Reproduce every line of the listing below word for word.

Records from a data collection:
· · · · · · ·

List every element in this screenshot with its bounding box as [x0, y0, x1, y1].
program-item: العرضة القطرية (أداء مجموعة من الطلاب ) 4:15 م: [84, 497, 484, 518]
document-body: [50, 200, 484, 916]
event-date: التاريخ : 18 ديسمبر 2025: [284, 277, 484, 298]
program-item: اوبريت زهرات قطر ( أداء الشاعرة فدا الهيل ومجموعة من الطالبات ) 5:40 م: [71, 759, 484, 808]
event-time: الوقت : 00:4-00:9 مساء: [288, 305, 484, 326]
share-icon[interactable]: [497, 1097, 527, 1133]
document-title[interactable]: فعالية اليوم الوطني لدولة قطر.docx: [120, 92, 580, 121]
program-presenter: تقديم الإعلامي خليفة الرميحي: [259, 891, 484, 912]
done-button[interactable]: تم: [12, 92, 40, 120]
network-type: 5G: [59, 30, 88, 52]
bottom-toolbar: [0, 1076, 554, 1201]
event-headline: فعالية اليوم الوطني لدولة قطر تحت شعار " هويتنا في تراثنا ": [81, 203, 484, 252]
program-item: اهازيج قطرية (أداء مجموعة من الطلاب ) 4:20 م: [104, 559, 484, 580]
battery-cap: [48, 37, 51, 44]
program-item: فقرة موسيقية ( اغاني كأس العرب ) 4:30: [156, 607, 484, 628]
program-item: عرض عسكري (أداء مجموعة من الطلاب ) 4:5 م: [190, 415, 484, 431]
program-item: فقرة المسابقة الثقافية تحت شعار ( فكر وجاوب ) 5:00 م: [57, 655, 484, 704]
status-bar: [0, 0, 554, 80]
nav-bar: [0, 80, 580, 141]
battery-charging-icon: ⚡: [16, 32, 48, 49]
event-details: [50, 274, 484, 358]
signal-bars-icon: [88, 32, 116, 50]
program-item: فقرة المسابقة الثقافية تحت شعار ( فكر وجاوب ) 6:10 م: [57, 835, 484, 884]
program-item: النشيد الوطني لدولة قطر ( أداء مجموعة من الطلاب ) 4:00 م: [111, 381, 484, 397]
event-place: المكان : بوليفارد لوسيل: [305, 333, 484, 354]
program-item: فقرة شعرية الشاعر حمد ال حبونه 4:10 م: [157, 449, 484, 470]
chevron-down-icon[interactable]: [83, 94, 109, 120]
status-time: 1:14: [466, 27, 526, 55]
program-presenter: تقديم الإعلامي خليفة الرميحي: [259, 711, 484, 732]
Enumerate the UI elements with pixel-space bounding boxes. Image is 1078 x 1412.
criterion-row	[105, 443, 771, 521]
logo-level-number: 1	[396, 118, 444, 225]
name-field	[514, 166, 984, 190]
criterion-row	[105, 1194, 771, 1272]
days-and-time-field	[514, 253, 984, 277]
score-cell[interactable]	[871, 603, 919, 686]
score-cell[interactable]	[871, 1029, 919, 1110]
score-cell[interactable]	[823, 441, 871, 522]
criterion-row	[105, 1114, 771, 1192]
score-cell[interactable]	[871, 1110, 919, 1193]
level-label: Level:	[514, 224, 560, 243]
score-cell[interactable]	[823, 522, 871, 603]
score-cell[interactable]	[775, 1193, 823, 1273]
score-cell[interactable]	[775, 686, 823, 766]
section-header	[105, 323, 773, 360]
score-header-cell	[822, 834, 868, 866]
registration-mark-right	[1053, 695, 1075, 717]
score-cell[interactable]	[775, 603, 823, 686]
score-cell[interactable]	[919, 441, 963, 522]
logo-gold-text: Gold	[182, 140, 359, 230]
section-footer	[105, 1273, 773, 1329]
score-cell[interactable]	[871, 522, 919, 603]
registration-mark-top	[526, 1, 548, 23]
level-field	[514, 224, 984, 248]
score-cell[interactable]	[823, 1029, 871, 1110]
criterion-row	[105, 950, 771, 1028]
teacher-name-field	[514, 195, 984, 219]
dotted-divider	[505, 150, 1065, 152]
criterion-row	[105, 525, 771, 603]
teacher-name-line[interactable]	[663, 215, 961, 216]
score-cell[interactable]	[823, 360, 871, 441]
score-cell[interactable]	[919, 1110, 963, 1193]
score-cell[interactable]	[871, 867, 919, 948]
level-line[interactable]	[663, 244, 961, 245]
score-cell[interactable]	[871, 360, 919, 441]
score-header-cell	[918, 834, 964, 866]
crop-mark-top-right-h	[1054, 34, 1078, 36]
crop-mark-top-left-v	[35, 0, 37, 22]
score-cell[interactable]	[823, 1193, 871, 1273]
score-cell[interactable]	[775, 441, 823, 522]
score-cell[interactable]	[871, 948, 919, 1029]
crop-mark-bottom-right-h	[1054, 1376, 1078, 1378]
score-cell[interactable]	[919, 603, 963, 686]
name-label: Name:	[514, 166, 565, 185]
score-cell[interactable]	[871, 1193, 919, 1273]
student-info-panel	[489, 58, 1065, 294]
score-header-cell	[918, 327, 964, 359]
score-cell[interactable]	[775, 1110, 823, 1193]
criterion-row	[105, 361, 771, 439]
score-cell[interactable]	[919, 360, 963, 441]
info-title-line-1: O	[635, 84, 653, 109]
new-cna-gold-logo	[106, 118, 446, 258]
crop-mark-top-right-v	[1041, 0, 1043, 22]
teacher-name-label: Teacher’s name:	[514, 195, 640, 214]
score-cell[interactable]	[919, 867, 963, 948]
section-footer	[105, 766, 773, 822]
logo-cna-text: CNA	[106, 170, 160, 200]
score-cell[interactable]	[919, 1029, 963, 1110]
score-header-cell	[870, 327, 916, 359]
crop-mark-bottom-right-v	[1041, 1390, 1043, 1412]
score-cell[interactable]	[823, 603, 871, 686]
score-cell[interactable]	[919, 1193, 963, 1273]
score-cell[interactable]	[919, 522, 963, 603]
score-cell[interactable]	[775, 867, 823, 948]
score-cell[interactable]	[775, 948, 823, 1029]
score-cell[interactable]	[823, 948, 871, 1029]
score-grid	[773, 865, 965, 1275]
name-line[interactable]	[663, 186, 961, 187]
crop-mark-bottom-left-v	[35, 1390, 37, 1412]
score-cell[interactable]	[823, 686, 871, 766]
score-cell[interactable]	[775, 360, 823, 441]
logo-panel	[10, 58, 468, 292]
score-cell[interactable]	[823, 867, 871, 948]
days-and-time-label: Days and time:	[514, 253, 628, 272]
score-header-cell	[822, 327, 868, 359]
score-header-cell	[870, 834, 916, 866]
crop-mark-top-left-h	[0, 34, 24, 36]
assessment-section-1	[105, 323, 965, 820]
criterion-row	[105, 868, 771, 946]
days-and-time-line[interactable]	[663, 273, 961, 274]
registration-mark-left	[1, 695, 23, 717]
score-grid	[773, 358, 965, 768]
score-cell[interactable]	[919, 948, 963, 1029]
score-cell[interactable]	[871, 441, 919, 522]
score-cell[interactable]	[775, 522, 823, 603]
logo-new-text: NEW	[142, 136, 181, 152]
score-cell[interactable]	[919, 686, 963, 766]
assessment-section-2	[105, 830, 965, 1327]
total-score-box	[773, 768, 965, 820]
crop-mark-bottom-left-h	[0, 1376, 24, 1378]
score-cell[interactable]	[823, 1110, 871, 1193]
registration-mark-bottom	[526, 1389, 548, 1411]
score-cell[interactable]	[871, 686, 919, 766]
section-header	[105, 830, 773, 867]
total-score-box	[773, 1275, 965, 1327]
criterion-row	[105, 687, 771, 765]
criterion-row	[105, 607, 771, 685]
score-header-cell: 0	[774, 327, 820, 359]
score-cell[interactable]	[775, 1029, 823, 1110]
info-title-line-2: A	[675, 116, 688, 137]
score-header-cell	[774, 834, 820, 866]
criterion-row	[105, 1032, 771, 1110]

· · · · · · ·

Answer in full:
List every element in this screenshot with its bounding box as [x0, y0, x1, y1].
program-item: العرضة القطرية (أداء مجموعة من الطلاب ) 4:15 م: [84, 497, 484, 518]
document-body: [50, 200, 484, 916]
event-date: التاريخ : 18 ديسمبر 2025: [284, 277, 484, 298]
program-item: اوبريت زهرات قطر ( أداء الشاعرة فدا الهيل ومجموعة من الطالبات ) 5:40 م: [71, 759, 484, 808]
event-time: الوقت : 00:4-00:9 مساء: [288, 305, 484, 326]
share-icon[interactable]: [497, 1097, 527, 1133]
document-title[interactable]: فعالية اليوم الوطني لدولة قطر.docx: [120, 92, 580, 121]
program-presenter: تقديم الإعلامي خليفة الرميحي: [259, 891, 484, 912]
done-button[interactable]: تم: [12, 92, 40, 120]
network-type: 5G: [59, 30, 88, 52]
bottom-toolbar: [0, 1076, 554, 1201]
event-headline: فعالية اليوم الوطني لدولة قطر تحت شعار " هويتنا في تراثنا ": [81, 203, 484, 252]
program-item: اهازيج قطرية (أداء مجموعة من الطلاب ) 4:20 م: [104, 559, 484, 580]
battery-cap: [48, 37, 51, 44]
program-item: فقرة موسيقية ( اغاني كأس العرب ) 4:30: [156, 607, 484, 628]
program-item: عرض عسكري (أداء مجموعة من الطلاب ) 4:5 م: [190, 415, 484, 431]
program-item: فقرة المسابقة الثقافية تحت شعار ( فكر وجاوب ) 5:00 م: [57, 655, 484, 704]
status-bar: [0, 0, 554, 80]
nav-bar: [0, 80, 580, 141]
battery-charging-icon: ⚡: [16, 32, 48, 49]
event-details: [50, 274, 484, 358]
signal-bars-icon: [88, 32, 116, 50]
program-item: فقرة المسابقة الثقافية تحت شعار ( فكر وجاوب ) 6:10 م: [57, 835, 484, 884]
program-item: النشيد الوطني لدولة قطر ( أداء مجموعة من الطلاب ) 4:00 م: [111, 381, 484, 397]
event-place: المكان : بوليفارد لوسيل: [305, 333, 484, 354]
program-item: فقرة شعرية الشاعر حمد ال حبونه 4:10 م: [157, 449, 484, 470]
chevron-down-icon[interactable]: [83, 94, 109, 120]
status-time: 1:14: [466, 27, 526, 55]
program-presenter: تقديم الإعلامي خليفة الرميحي: [259, 711, 484, 732]
Enumerate the UI elements with pixel-space bounding boxes. Image is 1078 x 1412.
criterion-row	[105, 443, 771, 521]
logo-level-number: 1	[396, 118, 444, 225]
name-field	[514, 166, 984, 190]
criterion-row	[105, 1194, 771, 1272]
days-and-time-field	[514, 253, 984, 277]
score-cell[interactable]	[871, 603, 919, 686]
score-cell[interactable]	[871, 1029, 919, 1110]
score-cell[interactable]	[823, 441, 871, 522]
criterion-row	[105, 1114, 771, 1192]
score-cell[interactable]	[871, 1110, 919, 1193]
level-label: Level:	[514, 224, 560, 243]
score-cell[interactable]	[823, 522, 871, 603]
score-cell[interactable]	[775, 1193, 823, 1273]
score-cell[interactable]	[775, 686, 823, 766]
section-header	[105, 323, 773, 360]
score-header-cell	[822, 834, 868, 866]
registration-mark-right	[1053, 695, 1075, 717]
score-cell[interactable]	[775, 603, 823, 686]
score-cell[interactable]	[919, 441, 963, 522]
logo-gold-text: Gold	[182, 140, 359, 230]
section-footer	[105, 1273, 773, 1329]
score-cell[interactable]	[871, 522, 919, 603]
registration-mark-top	[526, 1, 548, 23]
level-field	[514, 224, 984, 248]
score-cell[interactable]	[823, 1029, 871, 1110]
criterion-row	[105, 950, 771, 1028]
teacher-name-field	[514, 195, 984, 219]
dotted-divider	[505, 150, 1065, 152]
criterion-row	[105, 525, 771, 603]
teacher-name-line[interactable]	[663, 215, 961, 216]
score-cell[interactable]	[823, 360, 871, 441]
score-cell[interactable]	[919, 1110, 963, 1193]
score-cell[interactable]	[871, 867, 919, 948]
level-line[interactable]	[663, 244, 961, 245]
score-cell[interactable]	[871, 360, 919, 441]
score-header-cell	[918, 834, 964, 866]
crop-mark-top-right-h	[1054, 34, 1078, 36]
crop-mark-top-left-v	[35, 0, 37, 22]
score-cell[interactable]	[823, 1193, 871, 1273]
score-cell[interactable]	[775, 441, 823, 522]
score-cell[interactable]	[871, 948, 919, 1029]
crop-mark-bottom-right-h	[1054, 1376, 1078, 1378]
score-cell[interactable]	[919, 603, 963, 686]
name-label: Name:	[514, 166, 565, 185]
score-cell[interactable]	[871, 1193, 919, 1273]
student-info-panel	[489, 58, 1065, 294]
score-header-cell	[918, 327, 964, 359]
score-cell[interactable]	[775, 1110, 823, 1193]
criterion-row	[105, 361, 771, 439]
score-cell[interactable]	[919, 360, 963, 441]
info-title-line-1: O	[635, 84, 653, 109]
new-cna-gold-logo	[106, 118, 446, 258]
crop-mark-top-right-v	[1041, 0, 1043, 22]
teacher-name-label: Teacher’s name:	[514, 195, 640, 214]
score-cell[interactable]	[919, 867, 963, 948]
section-footer	[105, 766, 773, 822]
logo-cna-text: CNA	[106, 170, 160, 200]
score-cell[interactable]	[919, 1029, 963, 1110]
score-header-cell	[870, 327, 916, 359]
crop-mark-bottom-right-v	[1041, 1390, 1043, 1412]
score-cell[interactable]	[823, 603, 871, 686]
score-cell[interactable]	[919, 1193, 963, 1273]
score-cell[interactable]	[919, 522, 963, 603]
score-cell[interactable]	[775, 867, 823, 948]
score-cell[interactable]	[775, 948, 823, 1029]
score-cell[interactable]	[823, 948, 871, 1029]
score-grid	[773, 865, 965, 1275]
name-line[interactable]	[663, 186, 961, 187]
crop-mark-bottom-left-v	[35, 1390, 37, 1412]
score-cell[interactable]	[823, 686, 871, 766]
score-cell[interactable]	[775, 360, 823, 441]
logo-panel	[10, 58, 468, 292]
score-cell[interactable]	[823, 867, 871, 948]
days-and-time-label: Days and time:	[514, 253, 628, 272]
score-header-cell	[822, 327, 868, 359]
score-header-cell	[870, 834, 916, 866]
crop-mark-top-left-h	[0, 34, 24, 36]
assessment-section-1	[105, 323, 965, 820]
criterion-row	[105, 868, 771, 946]
days-and-time-line[interactable]	[663, 273, 961, 274]
registration-mark-left	[1, 695, 23, 717]
score-grid	[773, 358, 965, 768]
score-cell[interactable]	[919, 948, 963, 1029]
score-cell[interactable]	[871, 441, 919, 522]
score-cell[interactable]	[775, 522, 823, 603]
logo-new-text: NEW	[142, 136, 181, 152]
score-cell[interactable]	[919, 686, 963, 766]
assessment-section-2	[105, 830, 965, 1327]
total-score-box	[773, 768, 965, 820]
crop-mark-bottom-left-h	[0, 1376, 24, 1378]
score-cell[interactable]	[823, 1110, 871, 1193]
registration-mark-bottom	[526, 1389, 548, 1411]
score-cell[interactable]	[871, 686, 919, 766]
section-header	[105, 830, 773, 867]
total-score-box	[773, 1275, 965, 1327]
criterion-row	[105, 687, 771, 765]
criterion-row	[105, 607, 771, 685]
score-header-cell: 0	[774, 327, 820, 359]
score-cell[interactable]	[775, 1029, 823, 1110]
info-title-line-2: A	[675, 116, 688, 137]
score-header-cell	[774, 834, 820, 866]
criterion-row	[105, 1032, 771, 1110]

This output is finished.